• Source text
When examining demographic variables, we found that only gender exhibits differences in some MusiQoL dimensions. Other sociodemographic variables did not affect the different component scales of the MusiQoL questionnaire. We found that the HRQoL of males is somewhat higher than that of females but only for two MusiQoL domains. Both psychological wellbeing and coping scores were higher for women than men, which means better functions for the latter. As a mediator between MS and psychological wellbeing, coping is an important domain to be assessed. As MS advances, coping becomes of paramount importance to the patient’s psychological wellbeing.24 Studies have shown that emotional and psychological functions are lower in women with MS than in men.13,30 The finding that coping and psychological wellbeing appear to negatively impact females more than males must be further explored to understand the reasons for these differences among the genders. One possible reason in our setting is that Oman is a patriarchal society whose culture places high expectations on men, who should show physical and mental ability, power, efficiency, and productivity. These findings are very important in developing coping strategies targeting Omani men and women with MS who could benefit from a psychological rehabilitation program. Studies suggest that patients should change their lifestyles, ambitions, and expectations from their physical performances and adapt themselves to live with the disability to better cope with MS.31

Eye examinations in the early stages to prevent diminishing visual acuity, sleep clinics to empower them with strategies to overcome their sleep disturbances, and psychological counseling with family support can play an important role in improving the HRQoL of these patients living with MS.

• Provided information
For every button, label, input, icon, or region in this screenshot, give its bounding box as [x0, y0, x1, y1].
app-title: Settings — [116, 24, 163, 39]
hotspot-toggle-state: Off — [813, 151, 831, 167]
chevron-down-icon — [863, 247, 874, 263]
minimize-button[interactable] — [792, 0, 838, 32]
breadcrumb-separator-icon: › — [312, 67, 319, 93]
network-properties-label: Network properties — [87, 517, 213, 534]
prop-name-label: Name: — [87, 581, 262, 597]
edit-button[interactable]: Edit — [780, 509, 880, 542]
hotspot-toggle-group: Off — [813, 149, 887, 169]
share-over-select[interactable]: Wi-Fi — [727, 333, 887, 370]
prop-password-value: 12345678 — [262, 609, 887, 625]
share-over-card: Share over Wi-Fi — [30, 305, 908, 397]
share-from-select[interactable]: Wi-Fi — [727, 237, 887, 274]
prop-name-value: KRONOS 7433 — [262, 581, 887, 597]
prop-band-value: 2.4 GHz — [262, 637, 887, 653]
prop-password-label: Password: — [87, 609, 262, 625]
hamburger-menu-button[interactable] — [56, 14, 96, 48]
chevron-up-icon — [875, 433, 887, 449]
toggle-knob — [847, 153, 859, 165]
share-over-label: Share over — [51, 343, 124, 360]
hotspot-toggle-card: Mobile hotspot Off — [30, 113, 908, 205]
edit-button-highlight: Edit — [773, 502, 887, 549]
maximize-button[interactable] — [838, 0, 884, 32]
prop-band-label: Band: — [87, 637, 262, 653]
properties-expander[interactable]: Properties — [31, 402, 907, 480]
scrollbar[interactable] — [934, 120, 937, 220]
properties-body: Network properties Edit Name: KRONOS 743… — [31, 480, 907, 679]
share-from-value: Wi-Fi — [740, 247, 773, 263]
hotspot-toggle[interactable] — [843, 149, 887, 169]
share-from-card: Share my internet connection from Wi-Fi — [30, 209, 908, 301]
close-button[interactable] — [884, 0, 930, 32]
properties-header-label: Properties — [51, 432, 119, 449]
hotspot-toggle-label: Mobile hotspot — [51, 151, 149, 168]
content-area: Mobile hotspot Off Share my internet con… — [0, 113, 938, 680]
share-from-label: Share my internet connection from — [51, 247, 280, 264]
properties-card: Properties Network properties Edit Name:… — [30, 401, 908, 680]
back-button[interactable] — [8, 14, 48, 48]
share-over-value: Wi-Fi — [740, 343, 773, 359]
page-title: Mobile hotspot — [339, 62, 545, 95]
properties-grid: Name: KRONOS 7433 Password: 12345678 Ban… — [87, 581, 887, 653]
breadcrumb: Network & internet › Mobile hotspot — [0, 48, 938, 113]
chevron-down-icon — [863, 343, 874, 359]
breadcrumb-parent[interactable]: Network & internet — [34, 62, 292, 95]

• To do
A. Copy the passage on multiple sclerosis and quality of life word for word, starting with "Eye examinations in" and going on through "living with MS.".
B. Does the passage on multiple sclerosis and quality of life support each of these statements? Answer yes or no for each, and quote the words that decide it. (i) Sociodemographic variables other than gender affected the MusiQoL component scales. (ii) Males had higher HRQoL than females in only two MusiQoL domains. (iii) Oman is described as a patriarchal society.
C. What would come next in the passage on multiple sclerosis and quality of life? Continue it from its final sentence.

• Outputs in order
A.
Eye examinations in the early stages to prevent diminishing visual acuity, sleep clinics to empower them with strategies to overcome their sleep disturbances, and psychological counseling with family support can play an important role in improving the HRQoL of these patients living with MS.

B.
(i) No: "Other sociodemographic variables did not affect the different component scales of the MusiQoL questionnaire."
(ii) Yes: "We found that the HRQoL of males is somewhat higher than that of females but only for two MusiQoL domains."
(iii) Yes: "Oman is a patriarchal society whose culture places high expectations on men"

C.
Several limitations of our study should be examined. First, the size of the studied population is relatively small, and additional research with a larger sample of Omani patients is necessary to confirm our results. Second, our study did not assess fatigue, depression, anxiety, and other major symptoms like pain, bladder/bowel symptoms, and disability, which have been shown to affect HRQoL.6,32 It is recommended that future research on the observation of all the major symptoms experienced by these patients could be assessed. Another limitation is the cross-sectional study design, which does not allow us to interpret the associations as causal relationships. Only a longitudinal study can better understand the course of MS and the coping mechanisms in Omani patients.

Understanding the HRQoL of MS patients will help healthcare providers to assess their patients and treat them better. This research will help patients with MS who have not been coping well with their disease be better identified, treated, and referred to counselors when deemed necessary. The results of this study will contribute to the limited body of literature on Omani patients with MS and allow us to develop strategies for improving their HRQoL. Such information will aid stakeholders, including the Ministry of Health of Oman, to plan strategies to improve their HRQoL to ease the burgeoning load of this disease to the Omani society.

Conclusion

Poor HRQoL has been reported by Omani patients with MS in our study. We found that being > 30 years, female, married, separated, widowed, or divorced, and having visual and sleep problems resulted in poorer HRQoL scores. Moreover, relationships with the health care system and family and friends most negatively affect patients’ HRQoL. Understanding these results is of paramount importance to the Omani health care system to design a more comprehensive approach to more effectively care for Omani patients with MS. Understanding factors influencing HRQoL among people with MS is helpful for the health care workers to design early intervention programs.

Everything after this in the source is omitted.